TASK DIRECTIONS
Search the entries below for the word "Fluor", then copy each line in which it is found.

EXERCISE INPUT
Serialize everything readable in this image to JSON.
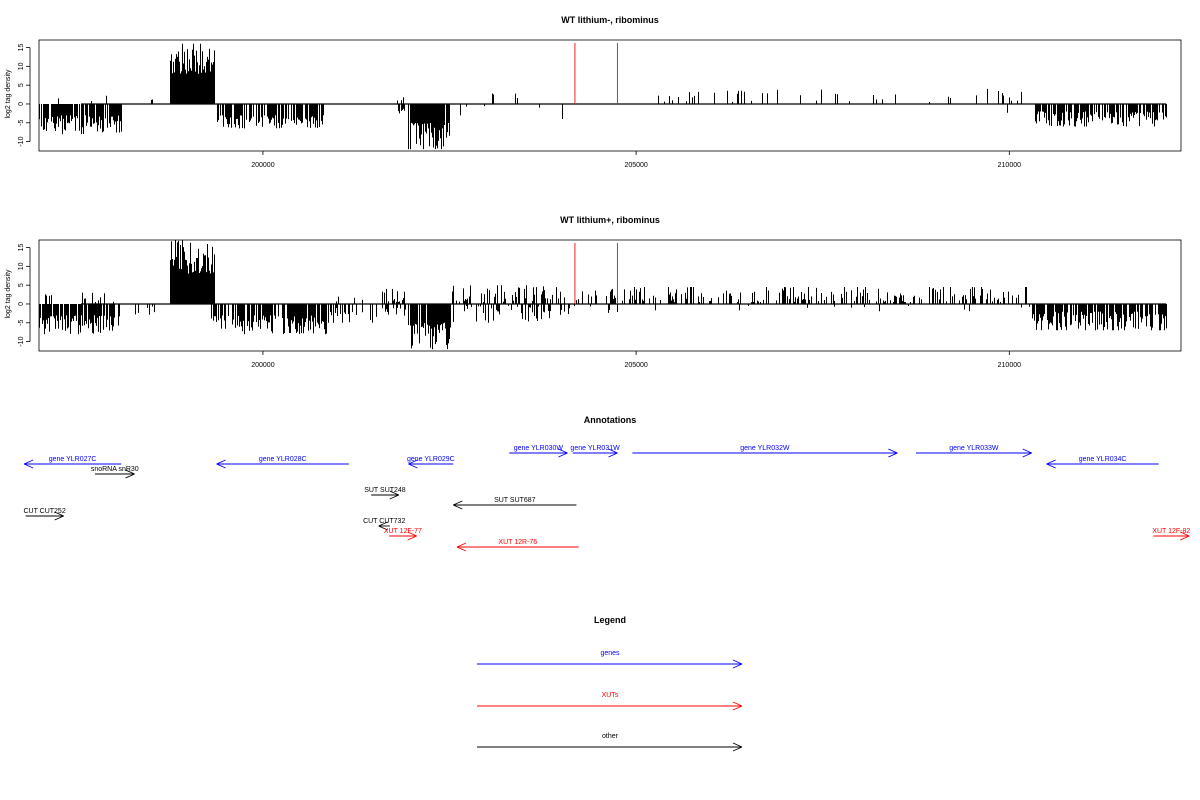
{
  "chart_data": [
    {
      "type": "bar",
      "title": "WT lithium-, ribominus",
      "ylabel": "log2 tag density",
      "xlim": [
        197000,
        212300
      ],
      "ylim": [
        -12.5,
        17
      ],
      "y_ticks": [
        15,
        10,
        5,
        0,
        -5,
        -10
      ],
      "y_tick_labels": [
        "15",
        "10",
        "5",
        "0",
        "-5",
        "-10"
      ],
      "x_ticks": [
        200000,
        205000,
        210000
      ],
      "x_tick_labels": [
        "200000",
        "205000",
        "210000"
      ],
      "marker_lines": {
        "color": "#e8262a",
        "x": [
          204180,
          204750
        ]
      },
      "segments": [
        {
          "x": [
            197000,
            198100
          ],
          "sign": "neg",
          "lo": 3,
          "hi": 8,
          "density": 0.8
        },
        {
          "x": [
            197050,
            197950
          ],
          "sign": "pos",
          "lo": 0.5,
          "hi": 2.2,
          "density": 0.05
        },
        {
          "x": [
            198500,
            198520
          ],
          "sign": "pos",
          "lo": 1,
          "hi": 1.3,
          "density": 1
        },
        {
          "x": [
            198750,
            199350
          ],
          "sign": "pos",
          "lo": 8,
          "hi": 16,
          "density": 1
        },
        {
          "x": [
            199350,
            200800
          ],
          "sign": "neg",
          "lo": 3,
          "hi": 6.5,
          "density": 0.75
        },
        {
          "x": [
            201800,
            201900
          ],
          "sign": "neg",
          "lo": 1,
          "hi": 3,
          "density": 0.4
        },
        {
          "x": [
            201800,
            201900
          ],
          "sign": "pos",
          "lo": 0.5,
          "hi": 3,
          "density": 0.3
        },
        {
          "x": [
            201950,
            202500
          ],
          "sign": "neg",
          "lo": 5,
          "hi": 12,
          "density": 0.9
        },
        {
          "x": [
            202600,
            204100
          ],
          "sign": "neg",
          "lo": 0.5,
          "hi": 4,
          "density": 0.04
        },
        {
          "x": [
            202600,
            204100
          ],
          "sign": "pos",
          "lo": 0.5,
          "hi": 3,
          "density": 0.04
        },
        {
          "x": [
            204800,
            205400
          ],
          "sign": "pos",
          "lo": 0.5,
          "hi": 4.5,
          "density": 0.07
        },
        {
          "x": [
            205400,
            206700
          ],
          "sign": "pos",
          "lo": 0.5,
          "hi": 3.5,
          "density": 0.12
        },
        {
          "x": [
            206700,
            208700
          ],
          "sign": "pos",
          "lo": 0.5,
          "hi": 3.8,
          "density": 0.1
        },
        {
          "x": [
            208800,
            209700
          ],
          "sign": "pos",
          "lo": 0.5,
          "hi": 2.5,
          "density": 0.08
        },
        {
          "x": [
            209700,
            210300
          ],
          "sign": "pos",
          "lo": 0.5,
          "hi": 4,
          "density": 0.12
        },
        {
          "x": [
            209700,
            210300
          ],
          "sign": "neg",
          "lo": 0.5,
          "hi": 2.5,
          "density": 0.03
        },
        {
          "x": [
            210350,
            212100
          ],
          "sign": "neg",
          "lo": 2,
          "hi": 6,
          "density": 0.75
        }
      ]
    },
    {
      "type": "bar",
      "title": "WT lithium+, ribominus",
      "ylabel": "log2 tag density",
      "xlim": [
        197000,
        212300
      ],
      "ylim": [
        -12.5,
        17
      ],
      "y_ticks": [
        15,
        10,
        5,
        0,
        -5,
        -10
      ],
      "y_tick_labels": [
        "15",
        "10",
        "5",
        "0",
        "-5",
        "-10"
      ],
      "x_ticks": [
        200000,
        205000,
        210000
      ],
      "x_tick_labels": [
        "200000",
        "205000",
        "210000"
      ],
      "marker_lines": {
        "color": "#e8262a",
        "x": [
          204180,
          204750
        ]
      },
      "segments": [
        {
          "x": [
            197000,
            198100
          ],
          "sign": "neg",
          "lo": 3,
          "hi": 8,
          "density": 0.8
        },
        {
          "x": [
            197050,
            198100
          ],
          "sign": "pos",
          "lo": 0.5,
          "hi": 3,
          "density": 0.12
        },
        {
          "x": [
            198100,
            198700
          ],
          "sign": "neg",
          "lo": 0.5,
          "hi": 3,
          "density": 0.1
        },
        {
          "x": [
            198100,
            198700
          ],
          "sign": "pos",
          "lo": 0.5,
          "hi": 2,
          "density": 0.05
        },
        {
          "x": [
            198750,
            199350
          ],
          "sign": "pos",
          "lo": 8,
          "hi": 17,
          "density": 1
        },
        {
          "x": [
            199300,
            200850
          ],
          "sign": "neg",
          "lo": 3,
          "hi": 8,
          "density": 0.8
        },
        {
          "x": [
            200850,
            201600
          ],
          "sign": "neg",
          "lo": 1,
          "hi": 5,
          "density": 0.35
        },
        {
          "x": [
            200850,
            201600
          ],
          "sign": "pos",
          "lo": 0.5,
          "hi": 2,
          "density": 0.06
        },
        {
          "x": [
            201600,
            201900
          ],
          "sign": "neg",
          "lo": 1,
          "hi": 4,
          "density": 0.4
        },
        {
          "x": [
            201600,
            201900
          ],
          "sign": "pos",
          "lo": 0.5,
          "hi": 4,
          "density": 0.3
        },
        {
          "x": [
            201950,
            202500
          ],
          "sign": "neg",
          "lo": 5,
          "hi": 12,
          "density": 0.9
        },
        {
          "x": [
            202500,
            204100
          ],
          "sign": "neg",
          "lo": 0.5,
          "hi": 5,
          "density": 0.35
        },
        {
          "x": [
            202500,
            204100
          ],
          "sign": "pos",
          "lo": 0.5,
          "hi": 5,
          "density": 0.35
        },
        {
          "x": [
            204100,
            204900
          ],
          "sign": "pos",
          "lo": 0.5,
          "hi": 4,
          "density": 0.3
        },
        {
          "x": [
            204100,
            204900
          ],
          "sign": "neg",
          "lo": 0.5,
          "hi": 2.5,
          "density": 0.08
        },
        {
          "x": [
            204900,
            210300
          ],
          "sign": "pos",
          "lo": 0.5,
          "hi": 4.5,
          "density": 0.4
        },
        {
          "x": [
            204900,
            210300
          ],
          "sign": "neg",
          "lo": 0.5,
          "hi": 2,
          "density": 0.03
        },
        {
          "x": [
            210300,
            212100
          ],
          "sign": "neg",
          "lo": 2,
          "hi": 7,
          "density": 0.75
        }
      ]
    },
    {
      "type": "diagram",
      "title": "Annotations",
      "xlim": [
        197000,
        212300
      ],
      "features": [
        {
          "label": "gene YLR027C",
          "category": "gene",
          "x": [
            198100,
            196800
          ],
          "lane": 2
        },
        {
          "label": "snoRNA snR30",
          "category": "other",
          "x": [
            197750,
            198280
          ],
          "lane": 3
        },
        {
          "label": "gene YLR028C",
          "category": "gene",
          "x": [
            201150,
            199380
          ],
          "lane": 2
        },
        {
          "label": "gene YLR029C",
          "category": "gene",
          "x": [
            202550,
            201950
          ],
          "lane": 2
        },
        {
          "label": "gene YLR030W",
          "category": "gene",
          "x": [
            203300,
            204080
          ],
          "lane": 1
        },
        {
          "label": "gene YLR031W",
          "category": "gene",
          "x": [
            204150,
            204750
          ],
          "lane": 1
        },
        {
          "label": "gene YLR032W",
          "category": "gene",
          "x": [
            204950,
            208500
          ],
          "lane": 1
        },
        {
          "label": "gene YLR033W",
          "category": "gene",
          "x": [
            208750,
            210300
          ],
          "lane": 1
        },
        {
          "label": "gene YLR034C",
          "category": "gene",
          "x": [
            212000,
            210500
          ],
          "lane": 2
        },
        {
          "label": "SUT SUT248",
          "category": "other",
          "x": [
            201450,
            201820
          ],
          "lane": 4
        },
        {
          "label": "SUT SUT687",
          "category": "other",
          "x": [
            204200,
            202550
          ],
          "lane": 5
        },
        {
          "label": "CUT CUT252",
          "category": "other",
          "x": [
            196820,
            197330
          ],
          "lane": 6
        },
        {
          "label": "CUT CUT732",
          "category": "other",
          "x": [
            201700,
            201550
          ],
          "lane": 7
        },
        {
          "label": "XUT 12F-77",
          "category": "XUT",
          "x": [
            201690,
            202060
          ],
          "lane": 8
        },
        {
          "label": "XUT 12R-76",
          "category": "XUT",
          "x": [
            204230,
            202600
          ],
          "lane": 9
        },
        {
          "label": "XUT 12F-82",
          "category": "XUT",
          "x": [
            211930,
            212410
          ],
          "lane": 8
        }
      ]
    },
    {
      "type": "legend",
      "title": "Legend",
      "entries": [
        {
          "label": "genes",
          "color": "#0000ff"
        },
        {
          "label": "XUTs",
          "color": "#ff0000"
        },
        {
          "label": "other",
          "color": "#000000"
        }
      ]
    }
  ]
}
--
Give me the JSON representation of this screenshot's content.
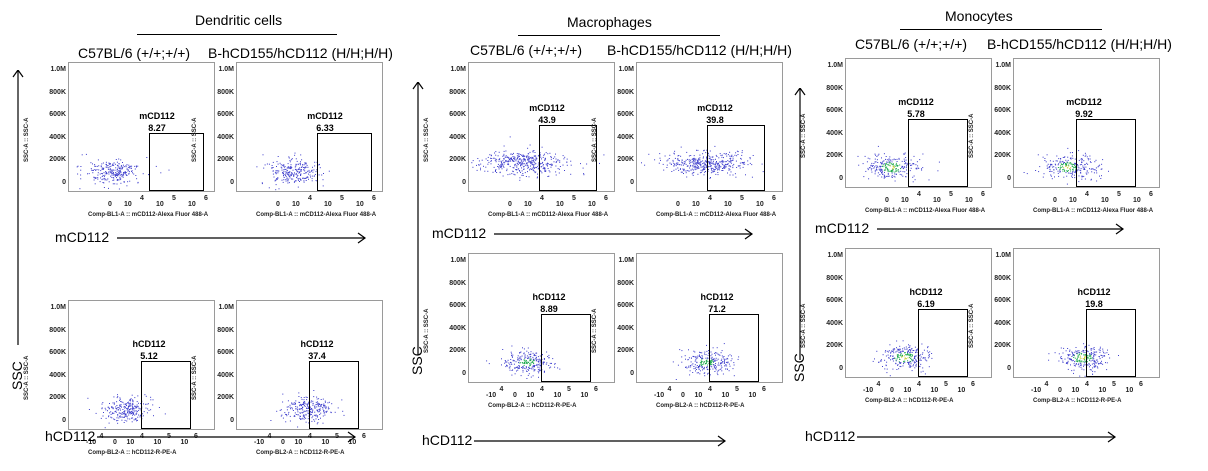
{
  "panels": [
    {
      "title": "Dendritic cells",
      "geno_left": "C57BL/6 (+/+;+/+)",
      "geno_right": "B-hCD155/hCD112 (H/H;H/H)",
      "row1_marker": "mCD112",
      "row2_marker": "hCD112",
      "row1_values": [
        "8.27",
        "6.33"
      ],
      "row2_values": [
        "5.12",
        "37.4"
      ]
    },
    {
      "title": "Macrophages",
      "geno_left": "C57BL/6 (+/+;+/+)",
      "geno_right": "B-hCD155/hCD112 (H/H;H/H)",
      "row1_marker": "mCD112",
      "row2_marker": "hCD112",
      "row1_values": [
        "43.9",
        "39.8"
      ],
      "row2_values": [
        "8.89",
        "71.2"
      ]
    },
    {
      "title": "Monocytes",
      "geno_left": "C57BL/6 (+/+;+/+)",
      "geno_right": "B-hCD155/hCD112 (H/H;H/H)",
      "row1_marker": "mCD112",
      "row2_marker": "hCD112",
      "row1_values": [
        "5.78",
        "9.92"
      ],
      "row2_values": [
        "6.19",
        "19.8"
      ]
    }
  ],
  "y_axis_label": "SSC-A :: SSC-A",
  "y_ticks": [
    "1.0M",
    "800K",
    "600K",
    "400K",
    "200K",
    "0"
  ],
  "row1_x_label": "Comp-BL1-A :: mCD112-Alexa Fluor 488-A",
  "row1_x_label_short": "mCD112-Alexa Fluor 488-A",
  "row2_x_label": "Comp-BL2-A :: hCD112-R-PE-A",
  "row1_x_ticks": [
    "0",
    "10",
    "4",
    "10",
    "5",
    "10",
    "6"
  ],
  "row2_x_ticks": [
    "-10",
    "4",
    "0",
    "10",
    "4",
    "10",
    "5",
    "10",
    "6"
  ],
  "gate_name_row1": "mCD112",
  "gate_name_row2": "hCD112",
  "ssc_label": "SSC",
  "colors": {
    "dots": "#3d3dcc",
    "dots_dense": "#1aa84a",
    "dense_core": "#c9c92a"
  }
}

TASK ANSWER
  "row1_x_label": "Comp-BL1-A :: mCD112-Alexa Fluor 488-A",
  "row1_x_label_short": "mCD112-Alexa Fluor 488-A",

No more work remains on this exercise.